PROBLEM: Reproduce every entry below precisely. Pictures are excluded from the copy.

**********

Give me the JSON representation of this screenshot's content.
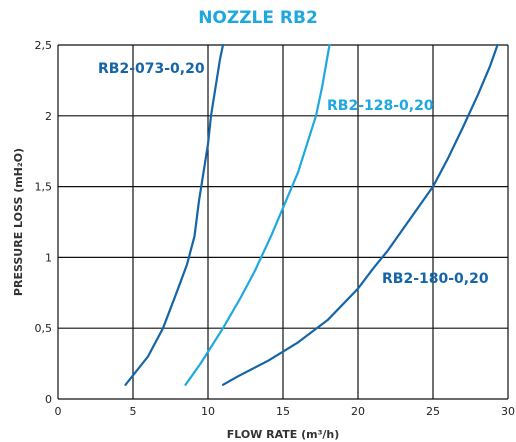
{
  "chart_data": {
    "type": "line",
    "title": "NOZZLE RB2",
    "xlabel": "FLOW RATE (m³/h)",
    "ylabel": "PRESSURE LOSS (mH₂O)",
    "xlim": [
      0,
      30
    ],
    "ylim": [
      0,
      2.5
    ],
    "x_ticks": [
      "0",
      "5",
      "10",
      "15",
      "20",
      "25",
      "30"
    ],
    "y_ticks": [
      "0",
      "0,5",
      "1",
      "1,5",
      "2",
      "2,5"
    ],
    "grid": true,
    "series": [
      {
        "name": "RB2-073-0,20",
        "color": "#1565a8",
        "points": [
          [
            4.5,
            0.1
          ],
          [
            6.0,
            0.3
          ],
          [
            7.0,
            0.5
          ],
          [
            7.9,
            0.75
          ],
          [
            8.6,
            0.95
          ],
          [
            9.1,
            1.15
          ],
          [
            9.4,
            1.4
          ],
          [
            9.7,
            1.6
          ],
          [
            10.0,
            1.8
          ],
          [
            10.2,
            2.0
          ],
          [
            10.5,
            2.2
          ],
          [
            10.8,
            2.4
          ],
          [
            11.0,
            2.5
          ]
        ]
      },
      {
        "name": "RB2-128-0,20",
        "color": "#1fa8e0",
        "points": [
          [
            8.5,
            0.1
          ],
          [
            9.5,
            0.25
          ],
          [
            11.0,
            0.5
          ],
          [
            12.2,
            0.72
          ],
          [
            13.1,
            0.9
          ],
          [
            14.2,
            1.15
          ],
          [
            15.2,
            1.4
          ],
          [
            16.0,
            1.6
          ],
          [
            16.6,
            1.8
          ],
          [
            17.2,
            2.0
          ],
          [
            17.6,
            2.2
          ],
          [
            18.1,
            2.5
          ]
        ]
      },
      {
        "name": "RB2-180-0,20",
        "color": "#1565a8",
        "points": [
          [
            11.0,
            0.1
          ],
          [
            12.0,
            0.16
          ],
          [
            14.0,
            0.27
          ],
          [
            16.0,
            0.4
          ],
          [
            18.0,
            0.56
          ],
          [
            20.0,
            0.78
          ],
          [
            21.0,
            0.92
          ],
          [
            22.0,
            1.05
          ],
          [
            24.0,
            1.35
          ],
          [
            25.0,
            1.5
          ],
          [
            26.0,
            1.7
          ],
          [
            27.0,
            1.92
          ],
          [
            28.0,
            2.15
          ],
          [
            28.8,
            2.35
          ],
          [
            29.3,
            2.5
          ]
        ]
      }
    ]
  }
}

**********

ANSWER TO THE PROBLEM:
Give me the JSON representation of this screenshot's content.
{
  "chart_data": {
    "type": "line",
    "title": "NOZZLE RB2",
    "xlabel": "FLOW RATE (m³/h)",
    "ylabel": "PRESSURE LOSS (mH₂O)",
    "xlim": [
      0,
      30
    ],
    "ylim": [
      0,
      2.5
    ],
    "x_ticks": [
      "0",
      "5",
      "10",
      "15",
      "20",
      "25",
      "30"
    ],
    "y_ticks": [
      "0",
      "0,5",
      "1",
      "1,5",
      "2",
      "2,5"
    ],
    "grid": true,
    "series": [
      {
        "name": "RB2-073-0,20",
        "color": "#1565a8",
        "points": [
          [
            4.5,
            0.1
          ],
          [
            6.0,
            0.3
          ],
          [
            7.0,
            0.5
          ],
          [
            7.9,
            0.75
          ],
          [
            8.6,
            0.95
          ],
          [
            9.1,
            1.15
          ],
          [
            9.4,
            1.4
          ],
          [
            9.7,
            1.6
          ],
          [
            10.0,
            1.8
          ],
          [
            10.2,
            2.0
          ],
          [
            10.5,
            2.2
          ],
          [
            10.8,
            2.4
          ],
          [
            11.0,
            2.5
          ]
        ]
      },
      {
        "name": "RB2-128-0,20",
        "color": "#1fa8e0",
        "points": [
          [
            8.5,
            0.1
          ],
          [
            9.5,
            0.25
          ],
          [
            11.0,
            0.5
          ],
          [
            12.2,
            0.72
          ],
          [
            13.1,
            0.9
          ],
          [
            14.2,
            1.15
          ],
          [
            15.2,
            1.4
          ],
          [
            16.0,
            1.6
          ],
          [
            16.6,
            1.8
          ],
          [
            17.2,
            2.0
          ],
          [
            17.6,
            2.2
          ],
          [
            18.1,
            2.5
          ]
        ]
      },
      {
        "name": "RB2-180-0,20",
        "color": "#1565a8",
        "points": [
          [
            11.0,
            0.1
          ],
          [
            12.0,
            0.16
          ],
          [
            14.0,
            0.27
          ],
          [
            16.0,
            0.4
          ],
          [
            18.0,
            0.56
          ],
          [
            20.0,
            0.78
          ],
          [
            21.0,
            0.92
          ],
          [
            22.0,
            1.05
          ],
          [
            24.0,
            1.35
          ],
          [
            25.0,
            1.5
          ],
          [
            26.0,
            1.7
          ],
          [
            27.0,
            1.92
          ],
          [
            28.0,
            2.15
          ],
          [
            28.8,
            2.35
          ],
          [
            29.3,
            2.5
          ]
        ]
      }
    ]
  }
}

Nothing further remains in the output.